Do this: Set down all of the data that follows word for word, without the images.

(Items from a data source)
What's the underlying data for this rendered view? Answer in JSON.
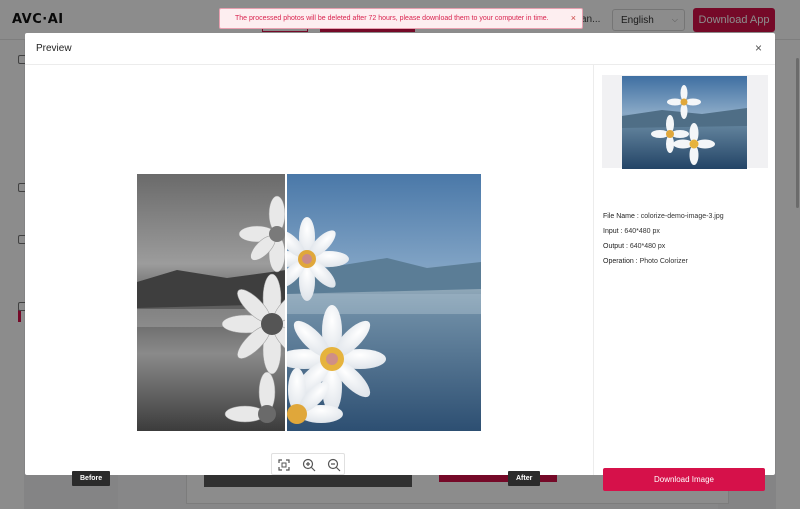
{
  "app": {
    "logo": "AVC·AI",
    "nav_fragment": "an...",
    "language": "English",
    "download_app": "Download App",
    "toast": "The processed photos will be deleted after 72 hours, please download them to your computer in time.",
    "toast_close": "×"
  },
  "modal": {
    "title": "Preview",
    "close": "×",
    "labels": {
      "before": "Before",
      "after": "After"
    },
    "info": {
      "file_name_key": "File Name :",
      "file_name": "colorize-demo-image-3.jpg",
      "input_key": "Input :",
      "input": "640*480 px",
      "output_key": "Output :",
      "output": "640*480 px",
      "operation_key": "Operation :",
      "operation": "Photo Colorizer"
    },
    "download_image": "Download Image",
    "tools": [
      "fit-screen-icon",
      "zoom-in-icon",
      "zoom-out-icon"
    ]
  },
  "colors": {
    "accent": "#d6114a",
    "tag_bg": "#2b2b2b"
  }
}
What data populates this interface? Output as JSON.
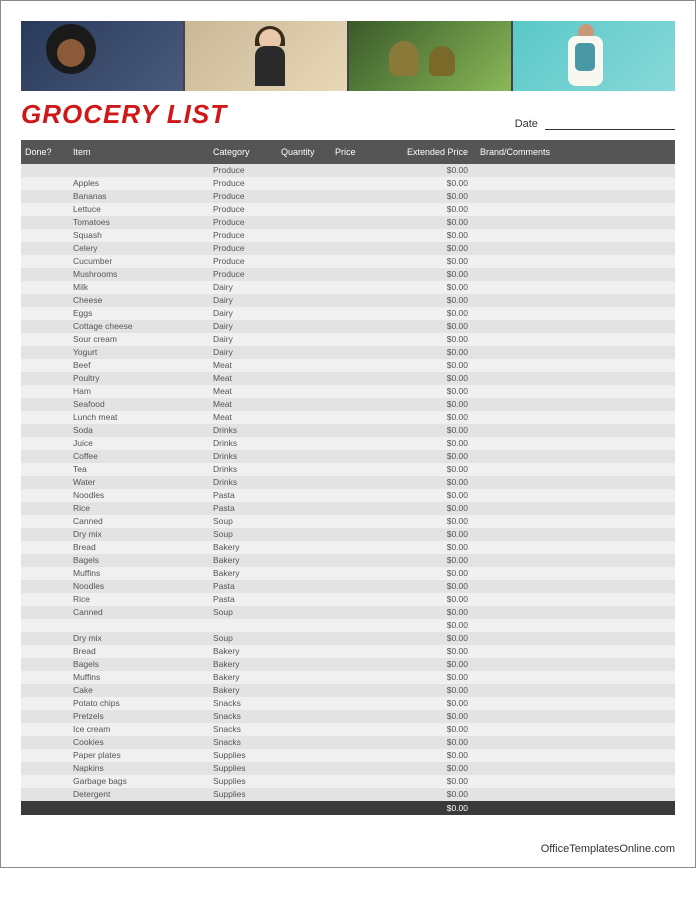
{
  "title": "GROCERY LIST",
  "date_label": "Date",
  "footer": "OfficeTemplatesOnline.com",
  "headers": {
    "done": "Done?",
    "item": "Item",
    "category": "Category",
    "quantity": "Quantity",
    "price": "Price",
    "ext": "Extended Price",
    "brand": "Brand/Comments"
  },
  "total_ext": "$0.00",
  "rows": [
    {
      "item": "",
      "category": "Produce",
      "ext": "$0.00"
    },
    {
      "item": "Apples",
      "category": "Produce",
      "ext": "$0.00"
    },
    {
      "item": "Bananas",
      "category": "Produce",
      "ext": "$0.00"
    },
    {
      "item": "Lettuce",
      "category": "Produce",
      "ext": "$0.00"
    },
    {
      "item": "Tomatoes",
      "category": "Produce",
      "ext": "$0.00"
    },
    {
      "item": "Squash",
      "category": "Produce",
      "ext": "$0.00"
    },
    {
      "item": "Celery",
      "category": "Produce",
      "ext": "$0.00"
    },
    {
      "item": "Cucumber",
      "category": "Produce",
      "ext": "$0.00"
    },
    {
      "item": "Mushrooms",
      "category": "Produce",
      "ext": "$0.00"
    },
    {
      "item": "Milk",
      "category": "Dairy",
      "ext": "$0.00"
    },
    {
      "item": "Cheese",
      "category": "Dairy",
      "ext": "$0.00"
    },
    {
      "item": "Eggs",
      "category": "Dairy",
      "ext": "$0.00"
    },
    {
      "item": "Cottage cheese",
      "category": "Dairy",
      "ext": "$0.00"
    },
    {
      "item": "Sour cream",
      "category": "Dairy",
      "ext": "$0.00"
    },
    {
      "item": "Yogurt",
      "category": "Dairy",
      "ext": "$0.00"
    },
    {
      "item": "Beef",
      "category": "Meat",
      "ext": "$0.00"
    },
    {
      "item": "Poultry",
      "category": "Meat",
      "ext": "$0.00"
    },
    {
      "item": "Ham",
      "category": "Meat",
      "ext": "$0.00"
    },
    {
      "item": "Seafood",
      "category": "Meat",
      "ext": "$0.00"
    },
    {
      "item": "Lunch meat",
      "category": "Meat",
      "ext": "$0.00"
    },
    {
      "item": "Soda",
      "category": "Drinks",
      "ext": "$0.00"
    },
    {
      "item": "Juice",
      "category": "Drinks",
      "ext": "$0.00"
    },
    {
      "item": "Coffee",
      "category": "Drinks",
      "ext": "$0.00"
    },
    {
      "item": "Tea",
      "category": "Drinks",
      "ext": "$0.00"
    },
    {
      "item": "Water",
      "category": "Drinks",
      "ext": "$0.00"
    },
    {
      "item": "Noodles",
      "category": "Pasta",
      "ext": "$0.00"
    },
    {
      "item": "Rice",
      "category": "Pasta",
      "ext": "$0.00"
    },
    {
      "item": "Canned",
      "category": "Soup",
      "ext": "$0.00"
    },
    {
      "item": "Dry mix",
      "category": "Soup",
      "ext": "$0.00"
    },
    {
      "item": "Bread",
      "category": "Bakery",
      "ext": "$0.00"
    },
    {
      "item": "Bagels",
      "category": "Bakery",
      "ext": "$0.00"
    },
    {
      "item": "Muffins",
      "category": "Bakery",
      "ext": "$0.00"
    },
    {
      "item": "Noodles",
      "category": "Pasta",
      "ext": "$0.00"
    },
    {
      "item": "Rice",
      "category": "Pasta",
      "ext": "$0.00"
    },
    {
      "item": "Canned",
      "category": "Soup",
      "ext": "$0.00"
    },
    {
      "item": "",
      "category": "",
      "ext": "$0.00"
    },
    {
      "item": "Dry mix",
      "category": "Soup",
      "ext": "$0.00"
    },
    {
      "item": "Bread",
      "category": "Bakery",
      "ext": "$0.00"
    },
    {
      "item": "Bagels",
      "category": "Bakery",
      "ext": "$0.00"
    },
    {
      "item": "Muffins",
      "category": "Bakery",
      "ext": "$0.00"
    },
    {
      "item": "Cake",
      "category": "Bakery",
      "ext": "$0.00"
    },
    {
      "item": "Potato chips",
      "category": "Snacks",
      "ext": "$0.00"
    },
    {
      "item": "Pretzels",
      "category": "Snacks",
      "ext": "$0.00"
    },
    {
      "item": "Ice cream",
      "category": "Snacks",
      "ext": "$0.00"
    },
    {
      "item": "Cookies",
      "category": "Snacks",
      "ext": "$0.00"
    },
    {
      "item": "Paper plates",
      "category": "Supplies",
      "ext": "$0.00"
    },
    {
      "item": "Napkins",
      "category": "Supplies",
      "ext": "$0.00"
    },
    {
      "item": "Garbage bags",
      "category": "Supplies",
      "ext": "$0.00"
    },
    {
      "item": "Detergent",
      "category": "Supplies",
      "ext": "$0.00"
    }
  ]
}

Answer to the task:
What's the underlying data for this rendered view? Answer in JSON.
{
  "app": {
    "logo": "AVC·AI",
    "nav_fragment": "an...",
    "language": "English",
    "download_app": "Download App",
    "toast": "The processed photos will be deleted after 72 hours, please download them to your computer in time.",
    "toast_close": "×"
  },
  "modal": {
    "title": "Preview",
    "close": "×",
    "labels": {
      "before": "Before",
      "after": "After"
    },
    "info": {
      "file_name_key": "File Name :",
      "file_name": "colorize-demo-image-3.jpg",
      "input_key": "Input :",
      "input": "640*480 px",
      "output_key": "Output :",
      "output": "640*480 px",
      "operation_key": "Operation :",
      "operation": "Photo Colorizer"
    },
    "download_image": "Download Image",
    "tools": [
      "fit-screen-icon",
      "zoom-in-icon",
      "zoom-out-icon"
    ]
  },
  "colors": {
    "accent": "#d6114a",
    "tag_bg": "#2b2b2b"
  }
}
What data populates this interface? Output as JSON.
{
  "title": "GROCERY LIST",
  "date_label": "Date",
  "footer": "OfficeTemplatesOnline.com",
  "headers": {
    "done": "Done?",
    "item": "Item",
    "category": "Category",
    "quantity": "Quantity",
    "price": "Price",
    "ext": "Extended Price",
    "brand": "Brand/Comments"
  },
  "total_ext": "$0.00",
  "rows": [
    {
      "item": "",
      "category": "Produce",
      "ext": "$0.00"
    },
    {
      "item": "Apples",
      "category": "Produce",
      "ext": "$0.00"
    },
    {
      "item": "Bananas",
      "category": "Produce",
      "ext": "$0.00"
    },
    {
      "item": "Lettuce",
      "category": "Produce",
      "ext": "$0.00"
    },
    {
      "item": "Tomatoes",
      "category": "Produce",
      "ext": "$0.00"
    },
    {
      "item": "Squash",
      "category": "Produce",
      "ext": "$0.00"
    },
    {
      "item": "Celery",
      "category": "Produce",
      "ext": "$0.00"
    },
    {
      "item": "Cucumber",
      "category": "Produce",
      "ext": "$0.00"
    },
    {
      "item": "Mushrooms",
      "category": "Produce",
      "ext": "$0.00"
    },
    {
      "item": "Milk",
      "category": "Dairy",
      "ext": "$0.00"
    },
    {
      "item": "Cheese",
      "category": "Dairy",
      "ext": "$0.00"
    },
    {
      "item": "Eggs",
      "category": "Dairy",
      "ext": "$0.00"
    },
    {
      "item": "Cottage cheese",
      "category": "Dairy",
      "ext": "$0.00"
    },
    {
      "item": "Sour cream",
      "category": "Dairy",
      "ext": "$0.00"
    },
    {
      "item": "Yogurt",
      "category": "Dairy",
      "ext": "$0.00"
    },
    {
      "item": "Beef",
      "category": "Meat",
      "ext": "$0.00"
    },
    {
      "item": "Poultry",
      "category": "Meat",
      "ext": "$0.00"
    },
    {
      "item": "Ham",
      "category": "Meat",
      "ext": "$0.00"
    },
    {
      "item": "Seafood",
      "category": "Meat",
      "ext": "$0.00"
    },
    {
      "item": "Lunch meat",
      "category": "Meat",
      "ext": "$0.00"
    },
    {
      "item": "Soda",
      "category": "Drinks",
      "ext": "$0.00"
    },
    {
      "item": "Juice",
      "category": "Drinks",
      "ext": "$0.00"
    },
    {
      "item": "Coffee",
      "category": "Drinks",
      "ext": "$0.00"
    },
    {
      "item": "Tea",
      "category": "Drinks",
      "ext": "$0.00"
    },
    {
      "item": "Water",
      "category": "Drinks",
      "ext": "$0.00"
    },
    {
      "item": "Noodles",
      "category": "Pasta",
      "ext": "$0.00"
    },
    {
      "item": "Rice",
      "category": "Pasta",
      "ext": "$0.00"
    },
    {
      "item": "Canned",
      "category": "Soup",
      "ext": "$0.00"
    },
    {
      "item": "Dry mix",
      "category": "Soup",
      "ext": "$0.00"
    },
    {
      "item": "Bread",
      "category": "Bakery",
      "ext": "$0.00"
    },
    {
      "item": "Bagels",
      "category": "Bakery",
      "ext": "$0.00"
    },
    {
      "item": "Muffins",
      "category": "Bakery",
      "ext": "$0.00"
    },
    {
      "item": "Noodles",
      "category": "Pasta",
      "ext": "$0.00"
    },
    {
      "item": "Rice",
      "category": "Pasta",
      "ext": "$0.00"
    },
    {
      "item": "Canned",
      "category": "Soup",
      "ext": "$0.00"
    },
    {
      "item": "",
      "category": "",
      "ext": "$0.00"
    },
    {
      "item": "Dry mix",
      "category": "Soup",
      "ext": "$0.00"
    },
    {
      "item": "Bread",
      "category": "Bakery",
      "ext": "$0.00"
    },
    {
      "item": "Bagels",
      "category": "Bakery",
      "ext": "$0.00"
    },
    {
      "item": "Muffins",
      "category": "Bakery",
      "ext": "$0.00"
    },
    {
      "item": "Cake",
      "category": "Bakery",
      "ext": "$0.00"
    },
    {
      "item": "Potato chips",
      "category": "Snacks",
      "ext": "$0.00"
    },
    {
      "item": "Pretzels",
      "category": "Snacks",
      "ext": "$0.00"
    },
    {
      "item": "Ice cream",
      "category": "Snacks",
      "ext": "$0.00"
    },
    {
      "item": "Cookies",
      "category": "Snacks",
      "ext": "$0.00"
    },
    {
      "item": "Paper plates",
      "category": "Supplies",
      "ext": "$0.00"
    },
    {
      "item": "Napkins",
      "category": "Supplies",
      "ext": "$0.00"
    },
    {
      "item": "Garbage bags",
      "category": "Supplies",
      "ext": "$0.00"
    },
    {
      "item": "Detergent",
      "category": "Supplies",
      "ext": "$0.00"
    }
  ]
}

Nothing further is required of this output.